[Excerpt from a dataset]

══════════

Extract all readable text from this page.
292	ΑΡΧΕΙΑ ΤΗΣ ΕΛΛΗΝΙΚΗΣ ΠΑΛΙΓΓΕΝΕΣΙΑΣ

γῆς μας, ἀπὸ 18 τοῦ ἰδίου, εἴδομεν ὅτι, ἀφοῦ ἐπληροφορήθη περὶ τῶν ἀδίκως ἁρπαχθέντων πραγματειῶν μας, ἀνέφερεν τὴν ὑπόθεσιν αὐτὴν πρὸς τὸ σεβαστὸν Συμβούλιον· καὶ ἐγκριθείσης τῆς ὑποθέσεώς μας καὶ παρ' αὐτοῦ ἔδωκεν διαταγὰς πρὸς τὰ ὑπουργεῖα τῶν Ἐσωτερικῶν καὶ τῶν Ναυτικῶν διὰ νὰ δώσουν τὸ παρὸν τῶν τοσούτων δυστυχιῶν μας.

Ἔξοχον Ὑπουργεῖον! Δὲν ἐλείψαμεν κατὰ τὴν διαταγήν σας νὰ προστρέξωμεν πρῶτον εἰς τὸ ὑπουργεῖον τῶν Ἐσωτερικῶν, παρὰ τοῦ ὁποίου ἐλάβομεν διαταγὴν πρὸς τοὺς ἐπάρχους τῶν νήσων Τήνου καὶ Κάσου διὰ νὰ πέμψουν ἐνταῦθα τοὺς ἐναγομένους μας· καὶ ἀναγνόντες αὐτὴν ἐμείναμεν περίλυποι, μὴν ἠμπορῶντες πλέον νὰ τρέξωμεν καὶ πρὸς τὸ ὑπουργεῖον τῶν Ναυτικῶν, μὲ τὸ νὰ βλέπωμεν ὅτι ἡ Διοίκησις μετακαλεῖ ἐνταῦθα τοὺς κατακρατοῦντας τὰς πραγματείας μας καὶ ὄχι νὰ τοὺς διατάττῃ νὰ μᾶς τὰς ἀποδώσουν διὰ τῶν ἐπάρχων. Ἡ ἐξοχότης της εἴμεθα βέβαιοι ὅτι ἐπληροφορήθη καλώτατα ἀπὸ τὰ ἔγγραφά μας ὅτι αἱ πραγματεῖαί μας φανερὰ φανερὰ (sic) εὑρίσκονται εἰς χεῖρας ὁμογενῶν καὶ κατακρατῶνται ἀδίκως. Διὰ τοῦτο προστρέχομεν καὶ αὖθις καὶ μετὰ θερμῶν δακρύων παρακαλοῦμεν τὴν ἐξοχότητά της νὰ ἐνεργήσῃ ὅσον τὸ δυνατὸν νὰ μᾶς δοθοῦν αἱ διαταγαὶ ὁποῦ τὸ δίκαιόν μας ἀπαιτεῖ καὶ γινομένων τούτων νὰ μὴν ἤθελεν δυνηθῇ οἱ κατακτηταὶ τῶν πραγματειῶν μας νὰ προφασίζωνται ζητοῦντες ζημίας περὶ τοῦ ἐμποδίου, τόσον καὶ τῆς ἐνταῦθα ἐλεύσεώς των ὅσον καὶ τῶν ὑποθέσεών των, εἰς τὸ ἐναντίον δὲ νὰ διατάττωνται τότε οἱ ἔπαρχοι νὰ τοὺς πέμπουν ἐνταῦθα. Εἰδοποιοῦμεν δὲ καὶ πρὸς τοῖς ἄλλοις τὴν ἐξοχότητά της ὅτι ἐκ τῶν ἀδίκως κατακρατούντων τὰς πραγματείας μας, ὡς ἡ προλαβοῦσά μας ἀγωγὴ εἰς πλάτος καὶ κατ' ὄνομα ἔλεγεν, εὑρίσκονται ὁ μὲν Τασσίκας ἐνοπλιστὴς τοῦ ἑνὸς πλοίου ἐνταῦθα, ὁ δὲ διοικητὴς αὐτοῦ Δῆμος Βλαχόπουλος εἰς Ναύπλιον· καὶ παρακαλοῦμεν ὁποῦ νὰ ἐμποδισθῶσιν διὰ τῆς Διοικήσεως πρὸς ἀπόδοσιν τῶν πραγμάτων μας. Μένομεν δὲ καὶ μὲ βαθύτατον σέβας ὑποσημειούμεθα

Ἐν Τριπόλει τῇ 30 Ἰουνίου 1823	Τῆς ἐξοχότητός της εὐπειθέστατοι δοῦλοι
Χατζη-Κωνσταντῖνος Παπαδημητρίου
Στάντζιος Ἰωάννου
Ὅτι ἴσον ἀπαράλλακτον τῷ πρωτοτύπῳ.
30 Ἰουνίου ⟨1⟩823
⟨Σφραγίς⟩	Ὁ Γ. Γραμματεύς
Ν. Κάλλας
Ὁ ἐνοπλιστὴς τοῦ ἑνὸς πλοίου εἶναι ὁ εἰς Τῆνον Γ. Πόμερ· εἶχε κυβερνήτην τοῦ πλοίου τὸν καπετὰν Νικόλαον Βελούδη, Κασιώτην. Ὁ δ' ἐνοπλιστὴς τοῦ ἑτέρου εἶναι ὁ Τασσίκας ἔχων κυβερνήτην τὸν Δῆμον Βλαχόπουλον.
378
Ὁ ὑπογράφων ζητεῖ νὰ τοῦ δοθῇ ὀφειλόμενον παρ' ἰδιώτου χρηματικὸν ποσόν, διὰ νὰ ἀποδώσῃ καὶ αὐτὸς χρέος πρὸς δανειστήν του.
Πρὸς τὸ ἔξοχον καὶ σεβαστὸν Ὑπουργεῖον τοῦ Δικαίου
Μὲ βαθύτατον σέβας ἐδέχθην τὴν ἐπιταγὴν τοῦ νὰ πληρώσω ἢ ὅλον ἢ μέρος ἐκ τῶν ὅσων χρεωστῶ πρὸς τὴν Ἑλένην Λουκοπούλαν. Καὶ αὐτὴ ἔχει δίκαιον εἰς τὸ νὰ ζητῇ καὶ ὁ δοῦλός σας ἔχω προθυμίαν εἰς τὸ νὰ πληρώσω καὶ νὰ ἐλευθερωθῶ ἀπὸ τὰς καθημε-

══════════

Problem to work on: Print out the whole listing exactly as it appears.

Response to the task:
Extract all readable text from this page.
292	ΑΡΧΕΙΑ ΤΗΣ ΕΛΛΗΝΙΚΗΣ ΠΑΛΙΓΓΕΝΕΣΙΑΣ

γῆς μας, ἀπὸ 18 τοῦ ἰδίου, εἴδομεν ὅτι, ἀφοῦ ἐπληροφορήθη περὶ τῶν ἀδίκως ἁρπαχθέντων πραγματειῶν μας, ἀνέφερεν τὴν ὑπόθεσιν αὐτὴν πρὸς τὸ σεβαστὸν Συμβούλιον· καὶ ἐγκριθείσης τῆς ὑποθέσεώς μας καὶ παρ' αὐτοῦ ἔδωκεν διαταγὰς πρὸς τὰ ὑπουργεῖα τῶν Ἐσωτερικῶν καὶ τῶν Ναυτικῶν διὰ νὰ δώσουν τὸ παρὸν τῶν τοσούτων δυστυχιῶν μας.

Ἔξοχον Ὑπουργεῖον! Δὲν ἐλείψαμεν κατὰ τὴν διαταγήν σας νὰ προστρέξωμεν πρῶτον εἰς τὸ ὑπουργεῖον τῶν Ἐσωτερικῶν, παρὰ τοῦ ὁποίου ἐλάβομεν διαταγὴν πρὸς τοὺς ἐπάρχους τῶν νήσων Τήνου καὶ Κάσου διὰ νὰ πέμψουν ἐνταῦθα τοὺς ἐναγομένους μας· καὶ ἀναγνόντες αὐτὴν ἐμείναμεν περίλυποι, μὴν ἠμπορῶντες πλέον νὰ τρέξωμεν καὶ πρὸς τὸ ὑπουργεῖον τῶν Ναυτικῶν, μὲ τὸ νὰ βλέπωμεν ὅτι ἡ Διοίκησις μετακαλεῖ ἐνταῦθα τοὺς κατακρατοῦντας τὰς πραγματείας μας καὶ ὄχι νὰ τοὺς διατάττῃ νὰ μᾶς τὰς ἀποδώσουν διὰ τῶν ἐπάρχων. Ἡ ἐξοχότης της εἴμεθα βέβαιοι ὅτι ἐπληροφορήθη καλώτατα ἀπὸ τὰ ἔγγραφά μας ὅτι αἱ πραγματεῖαί μας φανερὰ φανερὰ (sic) εὑρίσκονται εἰς χεῖρας ὁμογενῶν καὶ κατακρατῶνται ἀδίκως. Διὰ τοῦτο προστρέχομεν καὶ αὖθις καὶ μετὰ θερμῶν δακρύων παρακαλοῦμεν τὴν ἐξοχότητά της νὰ ἐνεργήσῃ ὅσον τὸ δυνατὸν νὰ μᾶς δοθοῦν αἱ διαταγαὶ ὁποῦ τὸ δίκαιόν μας ἀπαιτεῖ καὶ γινομένων τούτων νὰ μὴν ἤθελεν δυνηθῇ οἱ κατακτηταὶ τῶν πραγματειῶν μας νὰ προφασίζωνται ζητοῦντες ζημίας περὶ τοῦ ἐμποδίου, τόσον καὶ τῆς ἐνταῦθα ἐλεύσεώς των ὅσον καὶ τῶν ὑποθέσεών των, εἰς τὸ ἐναντίον δὲ νὰ διατάττωνται τότε οἱ ἔπαρχοι νὰ τοὺς πέμπουν ἐνταῦθα. Εἰδοποιοῦμεν δὲ καὶ πρὸς τοῖς ἄλλοις τὴν ἐξοχότητά της ὅτι ἐκ τῶν ἀδίκως κατακρατούντων τὰς πραγματείας μας, ὡς ἡ προλαβοῦσά μας ἀγωγὴ εἰς πλάτος καὶ κατ' ὄνομα ἔλεγεν, εὑρίσκονται ὁ μὲν Τασσίκας ἐνοπλιστὴς τοῦ ἑνὸς πλοίου ἐνταῦθα, ὁ δὲ διοικητὴς αὐτοῦ Δῆμος Βλαχόπουλος εἰς Ναύπλιον· καὶ παρακαλοῦμεν ὁποῦ νὰ ἐμποδισθῶσιν διὰ τῆς Διοικήσεως πρὸς ἀπόδοσιν τῶν πραγμάτων μας. Μένομεν δὲ καὶ μὲ βαθύτατον σέβας ὑποσημειούμεθα

Ἐν Τριπόλει τῇ 30 Ἰουνίου 1823	Τῆς ἐξοχότητός της εὐπειθέστατοι δοῦλοι
Χατζη-Κωνσταντῖνος Παπαδημητρίου
Στάντζιος Ἰωάννου
Ὅτι ἴσον ἀπαράλλακτον τῷ πρωτοτύπῳ.
30 Ἰουνίου ⟨1⟩823
⟨Σφραγίς⟩	Ὁ Γ. Γραμματεύς
Ν. Κάλλας
Ὁ ἐνοπλιστὴς τοῦ ἑνὸς πλοίου εἶναι ὁ εἰς Τῆνον Γ. Πόμερ· εἶχε κυβερνήτην τοῦ πλοίου τὸν καπετὰν Νικόλαον Βελούδη, Κασιώτην. Ὁ δ' ἐνοπλιστὴς τοῦ ἑτέρου εἶναι ὁ Τασσίκας ἔχων κυβερνήτην τὸν Δῆμον Βλαχόπουλον.
378
Ὁ ὑπογράφων ζητεῖ νὰ τοῦ δοθῇ ὀφειλόμενον παρ' ἰδιώτου χρηματικὸν ποσόν, διὰ νὰ ἀποδώσῃ καὶ αὐτὸς χρέος πρὸς δανειστήν του.
Πρὸς τὸ ἔξοχον καὶ σεβαστὸν Ὑπουργεῖον τοῦ Δικαίου
Μὲ βαθύτατον σέβας ἐδέχθην τὴν ἐπιταγὴν τοῦ νὰ πληρώσω ἢ ὅλον ἢ μέρος ἐκ τῶν ὅσων χρεωστῶ πρὸς τὴν Ἑλένην Λουκοπούλαν. Καὶ αὐτὴ ἔχει δίκαιον εἰς τὸ νὰ ζητῇ καὶ ὁ δοῦλός σας ἔχω προθυμίαν εἰς τὸ νὰ πληρώσω καὶ νὰ ἐλευθερωθῶ ἀπὸ τὰς καθημε-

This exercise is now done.